> **Exercise details**
Reproduce all records verbatim.

> **Material provided**
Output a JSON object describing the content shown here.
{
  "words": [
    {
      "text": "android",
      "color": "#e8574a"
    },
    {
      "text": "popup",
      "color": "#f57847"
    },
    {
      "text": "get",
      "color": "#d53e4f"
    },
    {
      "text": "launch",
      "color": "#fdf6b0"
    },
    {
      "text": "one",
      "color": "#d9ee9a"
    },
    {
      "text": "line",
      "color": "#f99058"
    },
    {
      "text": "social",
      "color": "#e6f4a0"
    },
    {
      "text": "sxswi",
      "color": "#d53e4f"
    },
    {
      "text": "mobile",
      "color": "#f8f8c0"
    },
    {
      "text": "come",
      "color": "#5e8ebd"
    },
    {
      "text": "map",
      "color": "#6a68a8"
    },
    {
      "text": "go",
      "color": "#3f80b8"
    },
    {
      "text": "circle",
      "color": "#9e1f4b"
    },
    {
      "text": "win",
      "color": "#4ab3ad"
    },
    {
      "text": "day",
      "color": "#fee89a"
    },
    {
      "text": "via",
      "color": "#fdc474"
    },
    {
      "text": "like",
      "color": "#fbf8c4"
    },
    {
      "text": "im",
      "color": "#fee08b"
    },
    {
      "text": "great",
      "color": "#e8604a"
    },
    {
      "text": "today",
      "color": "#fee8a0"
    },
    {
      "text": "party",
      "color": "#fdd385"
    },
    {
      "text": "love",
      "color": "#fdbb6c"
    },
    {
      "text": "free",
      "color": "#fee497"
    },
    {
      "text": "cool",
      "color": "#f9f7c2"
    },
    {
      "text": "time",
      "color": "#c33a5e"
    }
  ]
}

> **Result**
Output a JSON object describing the content shown here.
{
  "words": [
    {
      "text": "android",
      "color": "#e8574a"
    },
    {
      "text": "popup",
      "color": "#f57847"
    },
    {
      "text": "get",
      "color": "#d53e4f"
    },
    {
      "text": "launch",
      "color": "#fdf6b0"
    },
    {
      "text": "one",
      "color": "#d9ee9a"
    },
    {
      "text": "line",
      "color": "#f99058"
    },
    {
      "text": "social",
      "color": "#e6f4a0"
    },
    {
      "text": "sxswi",
      "color": "#d53e4f"
    },
    {
      "text": "mobile",
      "color": "#f8f8c0"
    },
    {
      "text": "come",
      "color": "#5e8ebd"
    },
    {
      "text": "map",
      "color": "#6a68a8"
    },
    {
      "text": "go",
      "color": "#3f80b8"
    },
    {
      "text": "circle",
      "color": "#9e1f4b"
    },
    {
      "text": "win",
      "color": "#4ab3ad"
    },
    {
      "text": "day",
      "color": "#fee89a"
    },
    {
      "text": "via",
      "color": "#fdc474"
    },
    {
      "text": "like",
      "color": "#fbf8c4"
    },
    {
      "text": "im",
      "color": "#fee08b"
    },
    {
      "text": "great",
      "color": "#e8604a"
    },
    {
      "text": "today",
      "color": "#fee8a0"
    },
    {
      "text": "party",
      "color": "#fdd385"
    },
    {
      "text": "love",
      "color": "#fdbb6c"
    },
    {
      "text": "free",
      "color": "#fee497"
    },
    {
      "text": "cool",
      "color": "#f9f7c2"
    },
    {
      "text": "time",
      "color": "#c33a5e"
    }
  ]
}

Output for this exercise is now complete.